Your instructions:
Without the pictures, write out every entry that follows exactly.

Document structure recognition data:
################
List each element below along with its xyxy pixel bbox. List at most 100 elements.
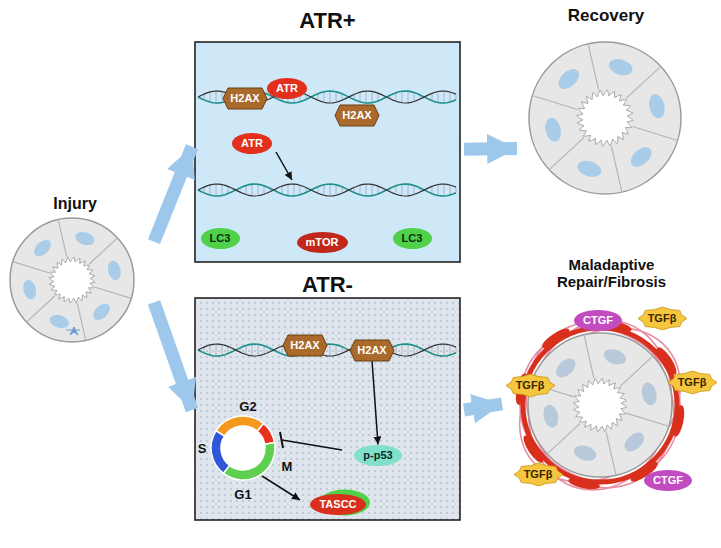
illustration-part: [432, 93, 433, 100]
illustration-part: [222, 345, 223, 356]
illustration-part: [335, 105, 379, 126]
illustration-part: [456, 187, 457, 193]
lc3-protein: LC3: [393, 228, 432, 249]
illustration-part: [577, 90, 634, 147]
process-arrow: [154, 302, 192, 410]
lc3-protein: LC3: [201, 228, 240, 249]
illustration-part: [432, 346, 433, 353]
protein-label: ATR: [276, 82, 298, 95]
tubule-cross-section: [529, 42, 681, 194]
illustration-part: [414, 345, 415, 354]
process-arrow: [464, 404, 502, 410]
illustration-part: [221, 426, 265, 470]
protein-label: LC3: [402, 232, 423, 245]
illustration-part: [602, 347, 628, 368]
illustration-part: [456, 347, 457, 353]
illustration-part: [640, 381, 659, 407]
illustration-part: [668, 371, 717, 394]
mtor-protein: mTOR: [297, 232, 348, 253]
illustration-part: [198, 184, 456, 196]
illustration-part: [90, 301, 113, 324]
illustration-part: [216, 344, 217, 356]
illustration-part: [528, 333, 672, 477]
illustration-part: [21, 279, 37, 301]
illustration-part: [532, 96, 577, 110]
illustration-part: [584, 335, 594, 379]
illustration-part: [294, 184, 295, 196]
p53-protein: p-p53: [354, 445, 402, 466]
collagen-fiber: [510, 304, 690, 506]
panel-frame: [195, 42, 460, 262]
tgfb-factor: TGFβ: [640, 308, 685, 329]
illustration-part: [246, 345, 247, 354]
phase-label: G2: [239, 399, 256, 414]
collagen-fiber: [489, 296, 711, 513]
illustration-part: [198, 184, 456, 196]
phase-label: M: [282, 459, 293, 474]
protein-label: H2AX: [357, 344, 386, 357]
h2ax-histone: H2AX: [335, 105, 379, 126]
illustration-part: [444, 91, 445, 103]
illustration-part: [210, 185, 211, 195]
illustration-part: [432, 186, 433, 193]
fibrosis-tubule: Maladaptive Repair/FibrosisCTGFTGFβTGFβT…: [505, 252, 718, 497]
illustration-part: [74, 230, 97, 248]
illustration-part: [450, 345, 451, 355]
fibroblast: [670, 404, 686, 437]
illustration-part: [555, 65, 583, 93]
illustration-part: [282, 346, 283, 354]
panel-heading: ATR+: [195, 0, 460, 34]
illustration-part: [529, 42, 681, 194]
illustration-part: [27, 296, 55, 322]
illustration-part: [606, 432, 616, 476]
illustration-part: [647, 93, 667, 120]
illustration-part: [456, 94, 457, 100]
atr-negative-panel: ATR-H2AXH2AXp-p53TASCC: [195, 270, 460, 520]
panel-heading: ATR-: [195, 270, 460, 298]
atr-protein: ATR: [232, 133, 272, 154]
illustration-part: [330, 344, 331, 356]
cell-cycle: [211, 416, 275, 480]
protein-label: TGFβ: [678, 376, 707, 389]
phase-label: S: [198, 441, 207, 456]
illustration-part: [366, 91, 367, 103]
protein-label: p-p53: [363, 449, 392, 462]
collagen-fiber: [520, 329, 680, 481]
illustration-part: [10, 218, 134, 342]
illustration-part: [620, 356, 653, 386]
illustration-part: [541, 403, 560, 429]
illustration-part: [228, 346, 229, 353]
illustration-part: [378, 93, 379, 101]
illustration-part: [402, 344, 403, 356]
illustration-part: [607, 56, 635, 78]
illustration-part: [252, 184, 253, 196]
illustration-part: [626, 66, 661, 98]
illustration-part: [549, 138, 584, 170]
illustration-part: [31, 237, 54, 260]
illustration-part: [246, 185, 247, 194]
illustration-part: [95, 287, 132, 298]
tascc-arrow: [262, 476, 300, 500]
illustration-part: [438, 345, 439, 356]
illustration-part: [574, 310, 622, 331]
process-arrow: [464, 142, 517, 156]
illustration-part: [288, 184, 289, 195]
process-arrow: [154, 147, 192, 242]
illustration-part: [408, 91, 409, 103]
illustration-part: [222, 185, 223, 196]
illustration-part: [626, 413, 669, 426]
illustration-part: [354, 445, 402, 466]
illustration-part: [396, 186, 397, 195]
illustration-part: [572, 443, 598, 464]
protein-label: TGFβ: [524, 468, 553, 481]
ctgf-factor: CTGF: [574, 310, 622, 331]
illustration-part: [444, 344, 445, 356]
illustration-part: [297, 232, 348, 253]
protein-label: CTGF: [583, 314, 613, 327]
illustration-part: [573, 378, 627, 432]
illustration-part: [414, 92, 415, 101]
illustration-part: [402, 91, 403, 103]
illustration-part: [644, 470, 692, 491]
illustration-part: [350, 340, 394, 361]
illustration-part: [396, 346, 397, 355]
################
Answer below:
List each element below along with its xyxy pixel bbox. List at most 100 elements.
illustration-part: [432, 93, 433, 100]
illustration-part: [222, 345, 223, 356]
illustration-part: [335, 105, 379, 126]
illustration-part: [456, 187, 457, 193]
lc3-protein: LC3: [393, 228, 432, 249]
illustration-part: [577, 90, 634, 147]
process-arrow: [154, 302, 192, 410]
lc3-protein: LC3: [201, 228, 240, 249]
illustration-part: [432, 346, 433, 353]
protein-label: ATR: [276, 82, 298, 95]
tubule-cross-section: [529, 42, 681, 194]
illustration-part: [414, 345, 415, 354]
process-arrow: [464, 404, 502, 410]
illustration-part: [221, 426, 265, 470]
protein-label: LC3: [402, 232, 423, 245]
illustration-part: [602, 347, 628, 368]
illustration-part: [456, 347, 457, 353]
illustration-part: [640, 381, 659, 407]
illustration-part: [668, 371, 717, 394]
mtor-protein: mTOR: [297, 232, 348, 253]
illustration-part: [198, 184, 456, 196]
illustration-part: [90, 301, 113, 324]
illustration-part: [216, 344, 217, 356]
illustration-part: [528, 333, 672, 477]
illustration-part: [21, 279, 37, 301]
illustration-part: [532, 96, 577, 110]
illustration-part: [584, 335, 594, 379]
illustration-part: [294, 184, 295, 196]
p53-protein: p-p53: [354, 445, 402, 466]
collagen-fiber: [510, 304, 690, 506]
panel-frame: [195, 42, 460, 262]
tgfb-factor: TGFβ: [640, 308, 685, 329]
illustration-part: [246, 345, 247, 354]
phase-label: G2: [239, 399, 256, 414]
collagen-fiber: [489, 296, 711, 513]
illustration-part: [198, 184, 456, 196]
phase-label: M: [282, 459, 293, 474]
protein-label: H2AX: [357, 344, 386, 357]
h2ax-histone: H2AX: [335, 105, 379, 126]
illustration-part: [444, 91, 445, 103]
illustration-part: [210, 185, 211, 195]
illustration-part: [432, 186, 433, 193]
fibrosis-tubule: Maladaptive Repair/FibrosisCTGFTGFβTGFβT…: [505, 252, 718, 497]
illustration-part: [74, 230, 97, 248]
illustration-part: [450, 345, 451, 355]
fibroblast: [670, 404, 686, 437]
illustration-part: [555, 65, 583, 93]
illustration-part: [282, 346, 283, 354]
panel-heading: ATR+: [195, 0, 460, 34]
illustration-part: [529, 42, 681, 194]
illustration-part: [27, 296, 55, 322]
illustration-part: [606, 432, 616, 476]
illustration-part: [647, 93, 667, 120]
illustration-part: [456, 94, 457, 100]
atr-negative-panel: ATR-H2AXH2AXp-p53TASCC: [195, 270, 460, 520]
panel-heading: ATR-: [195, 270, 460, 298]
atr-protein: ATR: [232, 133, 272, 154]
illustration-part: [330, 344, 331, 356]
cell-cycle: [211, 416, 275, 480]
protein-label: TGFβ: [678, 376, 707, 389]
phase-label: S: [198, 441, 207, 456]
illustration-part: [366, 91, 367, 103]
protein-label: p-p53: [363, 449, 392, 462]
collagen-fiber: [520, 329, 680, 481]
illustration-part: [10, 218, 134, 342]
illustration-part: [620, 356, 653, 386]
illustration-part: [541, 403, 560, 429]
illustration-part: [228, 346, 229, 353]
illustration-part: [378, 93, 379, 101]
illustration-part: [402, 344, 403, 356]
illustration-part: [607, 56, 635, 78]
illustration-part: [252, 184, 253, 196]
illustration-part: [626, 66, 661, 98]
illustration-part: [549, 138, 584, 170]
illustration-part: [31, 237, 54, 260]
illustration-part: [246, 185, 247, 194]
illustration-part: [95, 287, 132, 298]
tascc-arrow: [262, 476, 300, 500]
illustration-part: [438, 345, 439, 356]
illustration-part: [574, 310, 622, 331]
process-arrow: [464, 142, 517, 156]
illustration-part: [288, 184, 289, 195]
process-arrow: [154, 147, 192, 242]
illustration-part: [408, 91, 409, 103]
illustration-part: [222, 185, 223, 196]
illustration-part: [626, 413, 669, 426]
illustration-part: [354, 445, 402, 466]
illustration-part: [396, 186, 397, 195]
illustration-part: [572, 443, 598, 464]
protein-label: TGFβ: [524, 468, 553, 481]
ctgf-factor: CTGF: [574, 310, 622, 331]
illustration-part: [444, 344, 445, 356]
illustration-part: [297, 232, 348, 253]
protein-label: CTGF: [583, 314, 613, 327]
illustration-part: [573, 378, 627, 432]
illustration-part: [414, 92, 415, 101]
illustration-part: [402, 91, 403, 103]
illustration-part: [644, 470, 692, 491]
illustration-part: [350, 340, 394, 361]
illustration-part: [396, 346, 397, 355]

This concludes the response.